● Items
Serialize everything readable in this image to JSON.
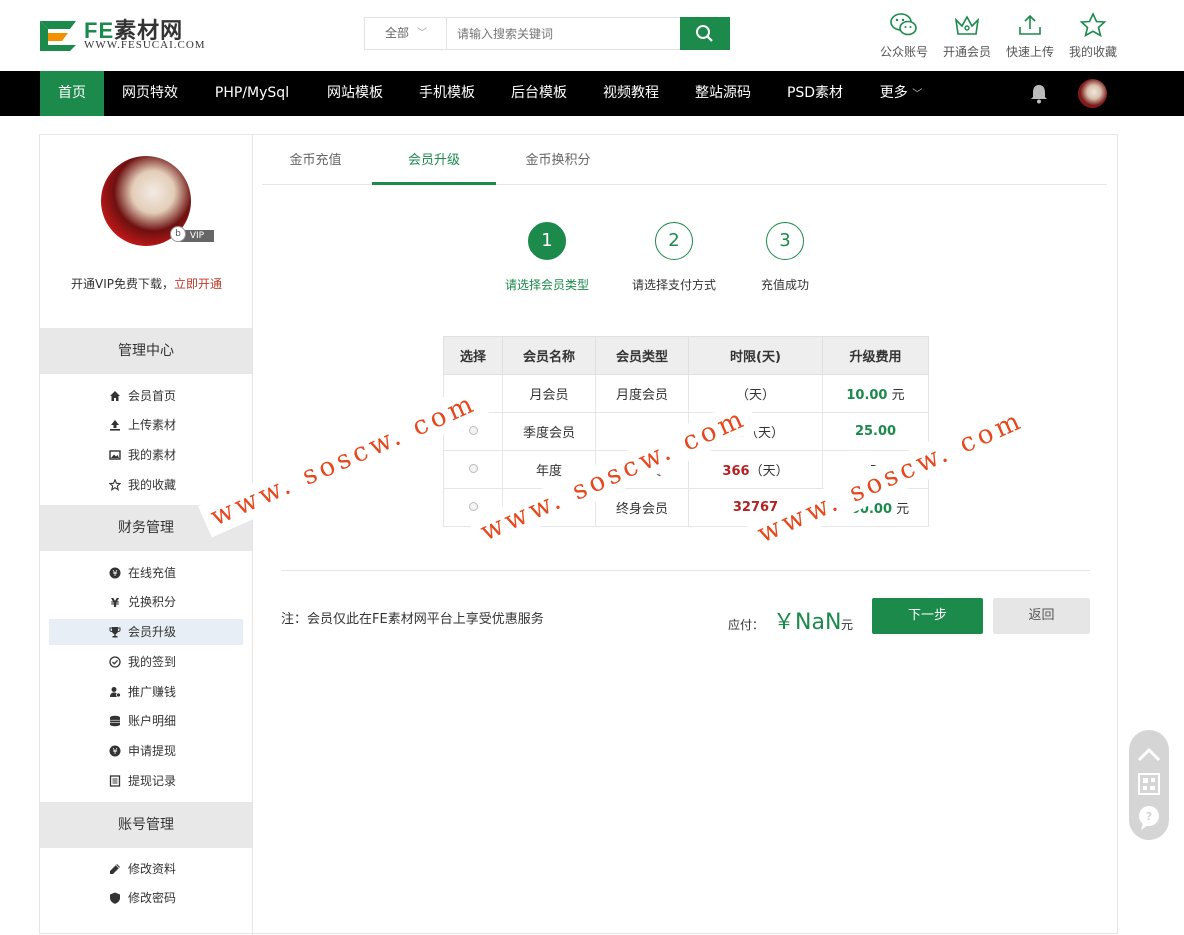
{
  "header": {
    "logo_text_fe": "FE",
    "logo_text_rest": "素材网",
    "logo_sub": "WWW.FESUCAI.COM",
    "search_category": "全部",
    "search_placeholder": "请输入搜索关键词",
    "icons": [
      {
        "icon": "wechat-icon",
        "label": "公众账号"
      },
      {
        "icon": "crown-icon",
        "label": "开通会员"
      },
      {
        "icon": "upload-icon",
        "label": "快速上传"
      },
      {
        "icon": "star-icon",
        "label": "我的收藏"
      }
    ]
  },
  "nav": {
    "items": [
      "首页",
      "网页特效",
      "PHP/MySql",
      "网站模板",
      "手机模板",
      "后台模板",
      "视频教程",
      "整站源码",
      "PSD素材",
      "更多"
    ]
  },
  "sidebar": {
    "vip_badge_b": "b",
    "vip_badge_text": "VIP",
    "vip_prompt": "开通VIP免费下载，",
    "vip_link": "立即开通",
    "sections": [
      {
        "title": "管理中心",
        "items": [
          {
            "icon": "home-icon",
            "label": "会员首页"
          },
          {
            "icon": "upload-icon",
            "label": "上传素材"
          },
          {
            "icon": "image-icon",
            "label": "我的素材"
          },
          {
            "icon": "star-icon",
            "label": "我的收藏"
          }
        ]
      },
      {
        "title": "财务管理",
        "items": [
          {
            "icon": "yen-icon",
            "label": "在线充值"
          },
          {
            "icon": "exchange-icon",
            "label": "兑换积分"
          },
          {
            "icon": "trophy-icon",
            "label": "会员升级"
          },
          {
            "icon": "check-circle-icon",
            "label": "我的签到"
          },
          {
            "icon": "user-promote-icon",
            "label": "推广赚钱"
          },
          {
            "icon": "database-icon",
            "label": "账户明细"
          },
          {
            "icon": "yen-icon",
            "label": "申请提现"
          },
          {
            "icon": "list-icon",
            "label": "提现记录"
          }
        ]
      },
      {
        "title": "账号管理",
        "items": [
          {
            "icon": "edit-icon",
            "label": "修改资料"
          },
          {
            "icon": "shield-icon",
            "label": "修改密码"
          }
        ]
      }
    ]
  },
  "tabs": [
    "金币充值",
    "会员升级",
    "金币换积分"
  ],
  "steps": [
    {
      "num": "1",
      "label": "请选择会员类型"
    },
    {
      "num": "2",
      "label": "请选择支付方式"
    },
    {
      "num": "3",
      "label": "充值成功"
    }
  ],
  "table": {
    "headers": [
      "选择",
      "会员名称",
      "会员类型",
      "时限(天)",
      "升级费用"
    ],
    "rows": [
      {
        "name": "月会员",
        "type": "月度会员",
        "days": "",
        "days_unit": "（天）",
        "price": "10.00",
        "price_unit": "元"
      },
      {
        "name": "季度会员",
        "type": "",
        "days": "90",
        "days_unit": "（天）",
        "price": "25.00",
        "price_unit": ""
      },
      {
        "name": "年度",
        "type": "度会员",
        "days": "366",
        "days_unit": "（天）",
        "price": "",
        "price_unit": "元"
      },
      {
        "name": "员",
        "type": "终身会员",
        "days": "32767",
        "days_unit": "",
        "price": "300.00",
        "price_unit": "元"
      }
    ]
  },
  "footer": {
    "note": "注：会员仅此在FE素材网平台上享受优惠服务",
    "pay_label": "应付：",
    "pay_amount": "￥NaN",
    "pay_unit": "元",
    "next_label": "下一步",
    "back_label": "返回"
  },
  "watermark": "www. soscw. com",
  "colors": {
    "brand": "#1b8a4b",
    "days": "#b22222",
    "link": "#c0392b",
    "watermark": "#e8471c"
  }
}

● Exercise instructions
Repeat the listing verbatim. Skip the pictures.

● Full output
Serialize everything readable in this image to JSON.
{
  "header": {
    "logo_text_fe": "FE",
    "logo_text_rest": "素材网",
    "logo_sub": "WWW.FESUCAI.COM",
    "search_category": "全部",
    "search_placeholder": "请输入搜索关键词",
    "icons": [
      {
        "icon": "wechat-icon",
        "label": "公众账号"
      },
      {
        "icon": "crown-icon",
        "label": "开通会员"
      },
      {
        "icon": "upload-icon",
        "label": "快速上传"
      },
      {
        "icon": "star-icon",
        "label": "我的收藏"
      }
    ]
  },
  "nav": {
    "items": [
      "首页",
      "网页特效",
      "PHP/MySql",
      "网站模板",
      "手机模板",
      "后台模板",
      "视频教程",
      "整站源码",
      "PSD素材",
      "更多"
    ]
  },
  "sidebar": {
    "vip_badge_b": "b",
    "vip_badge_text": "VIP",
    "vip_prompt": "开通VIP免费下载，",
    "vip_link": "立即开通",
    "sections": [
      {
        "title": "管理中心",
        "items": [
          {
            "icon": "home-icon",
            "label": "会员首页"
          },
          {
            "icon": "upload-icon",
            "label": "上传素材"
          },
          {
            "icon": "image-icon",
            "label": "我的素材"
          },
          {
            "icon": "star-icon",
            "label": "我的收藏"
          }
        ]
      },
      {
        "title": "财务管理",
        "items": [
          {
            "icon": "yen-icon",
            "label": "在线充值"
          },
          {
            "icon": "exchange-icon",
            "label": "兑换积分"
          },
          {
            "icon": "trophy-icon",
            "label": "会员升级"
          },
          {
            "icon": "check-circle-icon",
            "label": "我的签到"
          },
          {
            "icon": "user-promote-icon",
            "label": "推广赚钱"
          },
          {
            "icon": "database-icon",
            "label": "账户明细"
          },
          {
            "icon": "yen-icon",
            "label": "申请提现"
          },
          {
            "icon": "list-icon",
            "label": "提现记录"
          }
        ]
      },
      {
        "title": "账号管理",
        "items": [
          {
            "icon": "edit-icon",
            "label": "修改资料"
          },
          {
            "icon": "shield-icon",
            "label": "修改密码"
          }
        ]
      }
    ]
  },
  "tabs": [
    "金币充值",
    "会员升级",
    "金币换积分"
  ],
  "steps": [
    {
      "num": "1",
      "label": "请选择会员类型"
    },
    {
      "num": "2",
      "label": "请选择支付方式"
    },
    {
      "num": "3",
      "label": "充值成功"
    }
  ],
  "table": {
    "headers": [
      "选择",
      "会员名称",
      "会员类型",
      "时限(天)",
      "升级费用"
    ],
    "rows": [
      {
        "name": "月会员",
        "type": "月度会员",
        "days": "",
        "days_unit": "（天）",
        "price": "10.00",
        "price_unit": "元"
      },
      {
        "name": "季度会员",
        "type": "",
        "days": "90",
        "days_unit": "（天）",
        "price": "25.00",
        "price_unit": ""
      },
      {
        "name": "年度",
        "type": "度会员",
        "days": "366",
        "days_unit": "（天）",
        "price": "",
        "price_unit": "元"
      },
      {
        "name": "员",
        "type": "终身会员",
        "days": "32767",
        "days_unit": "",
        "price": "300.00",
        "price_unit": "元"
      }
    ]
  },
  "footer": {
    "note": "注：会员仅此在FE素材网平台上享受优惠服务",
    "pay_label": "应付：",
    "pay_amount": "￥NaN",
    "pay_unit": "元",
    "next_label": "下一步",
    "back_label": "返回"
  },
  "watermark": "www. soscw. com",
  "colors": {
    "brand": "#1b8a4b",
    "days": "#b22222",
    "link": "#c0392b",
    "watermark": "#e8471c"
  }
}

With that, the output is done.